Pictures stay out of the copy; restate everything else in the material exactly.

▶

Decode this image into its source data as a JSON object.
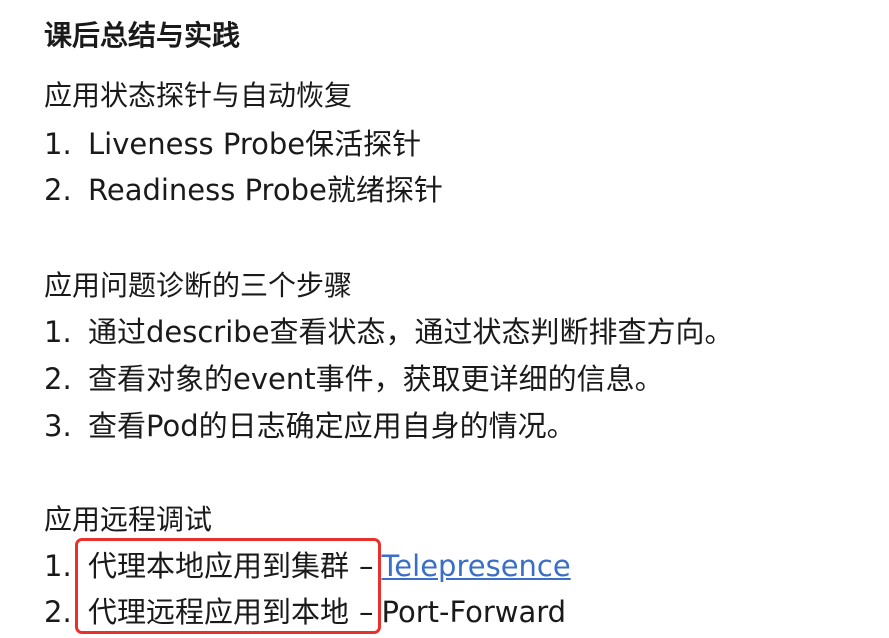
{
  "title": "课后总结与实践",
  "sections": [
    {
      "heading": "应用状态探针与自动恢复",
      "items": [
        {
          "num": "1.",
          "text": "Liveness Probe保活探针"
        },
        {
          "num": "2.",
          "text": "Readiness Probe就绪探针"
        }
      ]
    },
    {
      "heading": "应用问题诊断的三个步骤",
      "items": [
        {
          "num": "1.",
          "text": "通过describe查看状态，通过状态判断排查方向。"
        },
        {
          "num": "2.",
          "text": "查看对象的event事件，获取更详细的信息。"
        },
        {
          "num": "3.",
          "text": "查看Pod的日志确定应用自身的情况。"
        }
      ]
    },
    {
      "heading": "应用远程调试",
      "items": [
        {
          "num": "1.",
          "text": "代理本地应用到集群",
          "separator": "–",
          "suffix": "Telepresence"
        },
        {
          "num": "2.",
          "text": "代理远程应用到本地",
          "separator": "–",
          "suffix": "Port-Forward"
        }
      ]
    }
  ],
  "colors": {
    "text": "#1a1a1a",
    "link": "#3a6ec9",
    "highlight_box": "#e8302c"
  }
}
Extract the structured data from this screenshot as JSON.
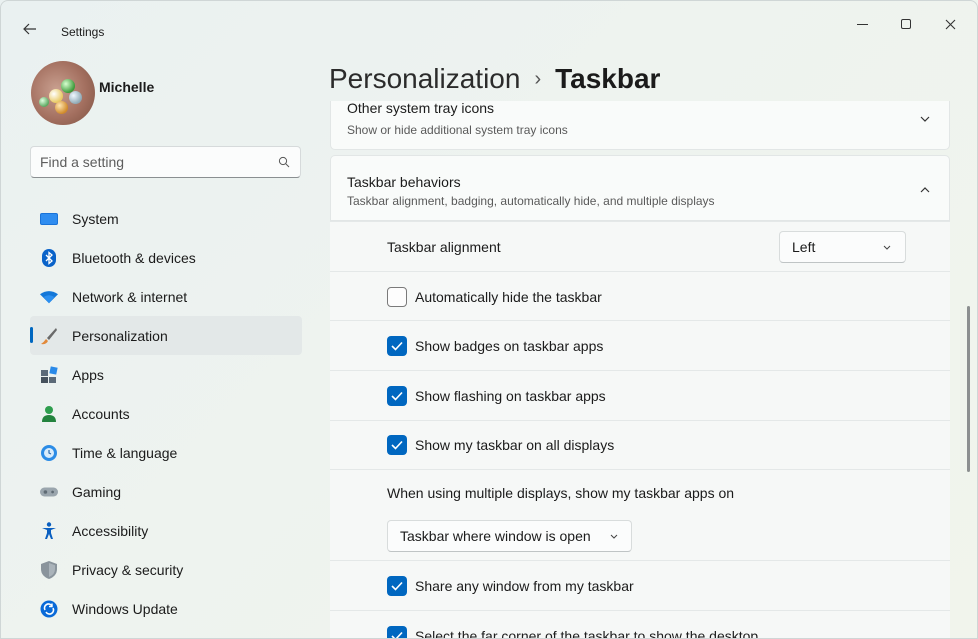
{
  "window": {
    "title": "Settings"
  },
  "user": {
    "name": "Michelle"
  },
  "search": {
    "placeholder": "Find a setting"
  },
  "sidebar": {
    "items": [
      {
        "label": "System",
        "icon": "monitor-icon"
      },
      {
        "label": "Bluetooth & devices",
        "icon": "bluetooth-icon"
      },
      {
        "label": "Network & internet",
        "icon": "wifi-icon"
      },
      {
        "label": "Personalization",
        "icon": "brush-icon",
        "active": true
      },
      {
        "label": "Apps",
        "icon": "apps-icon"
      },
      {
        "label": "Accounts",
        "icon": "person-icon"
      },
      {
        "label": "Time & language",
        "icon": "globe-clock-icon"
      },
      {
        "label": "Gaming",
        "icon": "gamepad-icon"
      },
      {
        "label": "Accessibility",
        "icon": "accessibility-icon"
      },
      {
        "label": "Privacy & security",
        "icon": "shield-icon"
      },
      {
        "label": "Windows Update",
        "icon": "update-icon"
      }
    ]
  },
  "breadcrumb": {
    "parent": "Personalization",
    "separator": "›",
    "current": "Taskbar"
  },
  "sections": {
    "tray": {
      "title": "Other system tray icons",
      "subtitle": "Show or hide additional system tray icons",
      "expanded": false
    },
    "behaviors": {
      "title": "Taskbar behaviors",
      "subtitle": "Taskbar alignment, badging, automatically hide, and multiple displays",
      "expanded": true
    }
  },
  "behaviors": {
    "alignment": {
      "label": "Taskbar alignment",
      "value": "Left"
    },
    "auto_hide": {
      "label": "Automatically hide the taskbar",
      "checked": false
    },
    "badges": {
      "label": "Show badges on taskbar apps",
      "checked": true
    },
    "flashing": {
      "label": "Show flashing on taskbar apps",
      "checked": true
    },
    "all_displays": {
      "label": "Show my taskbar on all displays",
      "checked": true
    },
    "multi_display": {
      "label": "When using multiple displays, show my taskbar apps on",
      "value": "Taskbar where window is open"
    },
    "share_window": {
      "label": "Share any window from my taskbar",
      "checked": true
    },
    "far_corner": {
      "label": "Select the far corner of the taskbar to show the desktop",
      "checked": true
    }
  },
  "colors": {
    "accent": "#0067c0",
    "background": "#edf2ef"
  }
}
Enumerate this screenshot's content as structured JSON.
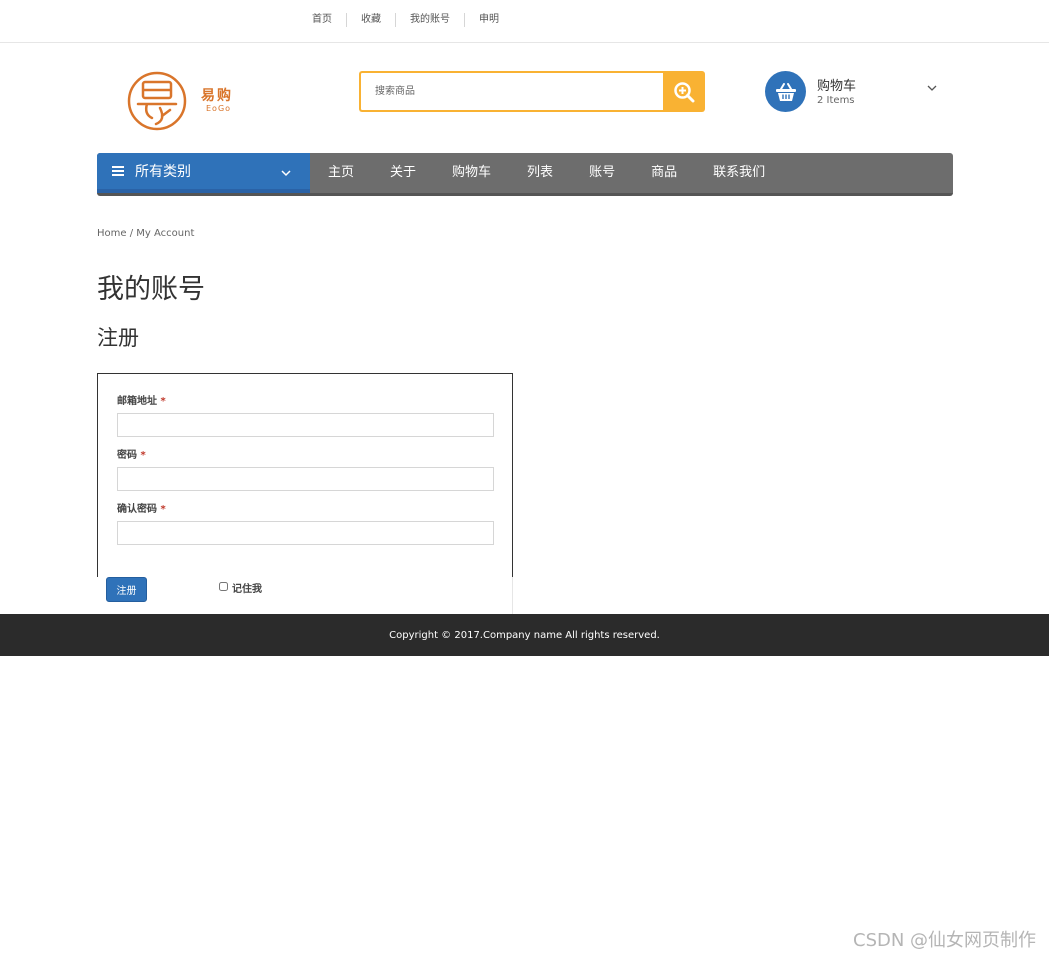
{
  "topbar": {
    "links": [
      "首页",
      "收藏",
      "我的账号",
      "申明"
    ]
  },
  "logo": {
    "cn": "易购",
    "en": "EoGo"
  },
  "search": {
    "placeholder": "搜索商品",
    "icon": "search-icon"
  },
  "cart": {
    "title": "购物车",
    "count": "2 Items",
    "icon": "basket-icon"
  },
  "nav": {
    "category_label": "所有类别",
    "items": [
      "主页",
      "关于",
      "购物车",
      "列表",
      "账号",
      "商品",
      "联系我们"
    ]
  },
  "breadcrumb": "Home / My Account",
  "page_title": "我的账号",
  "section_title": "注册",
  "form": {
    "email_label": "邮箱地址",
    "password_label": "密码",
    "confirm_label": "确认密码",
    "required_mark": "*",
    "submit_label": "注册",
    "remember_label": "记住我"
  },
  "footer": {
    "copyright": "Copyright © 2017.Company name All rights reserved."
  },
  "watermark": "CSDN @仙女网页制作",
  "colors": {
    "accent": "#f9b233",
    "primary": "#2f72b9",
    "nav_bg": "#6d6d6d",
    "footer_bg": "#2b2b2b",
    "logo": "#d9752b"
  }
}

◀

*Task result*.
Decode this image into its source data as a JSON object.
{
  "title": "课后总结与实践",
  "sections": [
    {
      "heading": "应用状态探针与自动恢复",
      "items": [
        {
          "num": "1.",
          "text": "Liveness Probe保活探针"
        },
        {
          "num": "2.",
          "text": "Readiness Probe就绪探针"
        }
      ]
    },
    {
      "heading": "应用问题诊断的三个步骤",
      "items": [
        {
          "num": "1.",
          "text": "通过describe查看状态，通过状态判断排查方向。"
        },
        {
          "num": "2.",
          "text": "查看对象的event事件，获取更详细的信息。"
        },
        {
          "num": "3.",
          "text": "查看Pod的日志确定应用自身的情况。"
        }
      ]
    },
    {
      "heading": "应用远程调试",
      "items": [
        {
          "num": "1.",
          "text": "代理本地应用到集群",
          "separator": "–",
          "suffix": "Telepresence"
        },
        {
          "num": "2.",
          "text": "代理远程应用到本地",
          "separator": "–",
          "suffix": "Port-Forward"
        }
      ]
    }
  ],
  "colors": {
    "text": "#1a1a1a",
    "link": "#3a6ec9",
    "highlight_box": "#e8302c"
  }
}
Extract the structured data from this screenshot as JSON.
{
  "window": {
    "title": "Settings"
  },
  "user": {
    "name": "Michelle"
  },
  "search": {
    "placeholder": "Find a setting"
  },
  "sidebar": {
    "items": [
      {
        "label": "System",
        "icon": "monitor-icon"
      },
      {
        "label": "Bluetooth & devices",
        "icon": "bluetooth-icon"
      },
      {
        "label": "Network & internet",
        "icon": "wifi-icon"
      },
      {
        "label": "Personalization",
        "icon": "brush-icon",
        "active": true
      },
      {
        "label": "Apps",
        "icon": "apps-icon"
      },
      {
        "label": "Accounts",
        "icon": "person-icon"
      },
      {
        "label": "Time & language",
        "icon": "globe-clock-icon"
      },
      {
        "label": "Gaming",
        "icon": "gamepad-icon"
      },
      {
        "label": "Accessibility",
        "icon": "accessibility-icon"
      },
      {
        "label": "Privacy & security",
        "icon": "shield-icon"
      },
      {
        "label": "Windows Update",
        "icon": "update-icon"
      }
    ]
  },
  "breadcrumb": {
    "parent": "Personalization",
    "separator": "›",
    "current": "Taskbar"
  },
  "sections": {
    "tray": {
      "title": "Other system tray icons",
      "subtitle": "Show or hide additional system tray icons",
      "expanded": false
    },
    "behaviors": {
      "title": "Taskbar behaviors",
      "subtitle": "Taskbar alignment, badging, automatically hide, and multiple displays",
      "expanded": true
    }
  },
  "behaviors": {
    "alignment": {
      "label": "Taskbar alignment",
      "value": "Left"
    },
    "auto_hide": {
      "label": "Automatically hide the taskbar",
      "checked": false
    },
    "badges": {
      "label": "Show badges on taskbar apps",
      "checked": true
    },
    "flashing": {
      "label": "Show flashing on taskbar apps",
      "checked": true
    },
    "all_displays": {
      "label": "Show my taskbar on all displays",
      "checked": true
    },
    "multi_display": {
      "label": "When using multiple displays, show my taskbar apps on",
      "value": "Taskbar where window is open"
    },
    "share_window": {
      "label": "Share any window from my taskbar",
      "checked": true
    },
    "far_corner": {
      "label": "Select the far corner of the taskbar to show the desktop",
      "checked": true
    }
  },
  "colors": {
    "accent": "#0067c0",
    "background": "#edf2ef"
  }
}
Enumerate this screenshot's content as structured JSON.
{
  "topbar": {
    "links": [
      "首页",
      "收藏",
      "我的账号",
      "申明"
    ]
  },
  "logo": {
    "cn": "易购",
    "en": "EoGo"
  },
  "search": {
    "placeholder": "搜索商品",
    "icon": "search-icon"
  },
  "cart": {
    "title": "购物车",
    "count": "2 Items",
    "icon": "basket-icon"
  },
  "nav": {
    "category_label": "所有类别",
    "items": [
      "主页",
      "关于",
      "购物车",
      "列表",
      "账号",
      "商品",
      "联系我们"
    ]
  },
  "breadcrumb": "Home / My Account",
  "page_title": "我的账号",
  "section_title": "注册",
  "form": {
    "email_label": "邮箱地址",
    "password_label": "密码",
    "confirm_label": "确认密码",
    "required_mark": "*",
    "submit_label": "注册",
    "remember_label": "记住我"
  },
  "footer": {
    "copyright": "Copyright © 2017.Company name All rights reserved."
  },
  "watermark": "CSDN @仙女网页制作",
  "colors": {
    "accent": "#f9b233",
    "primary": "#2f72b9",
    "nav_bg": "#6d6d6d",
    "footer_bg": "#2b2b2b",
    "logo": "#d9752b"
  }
}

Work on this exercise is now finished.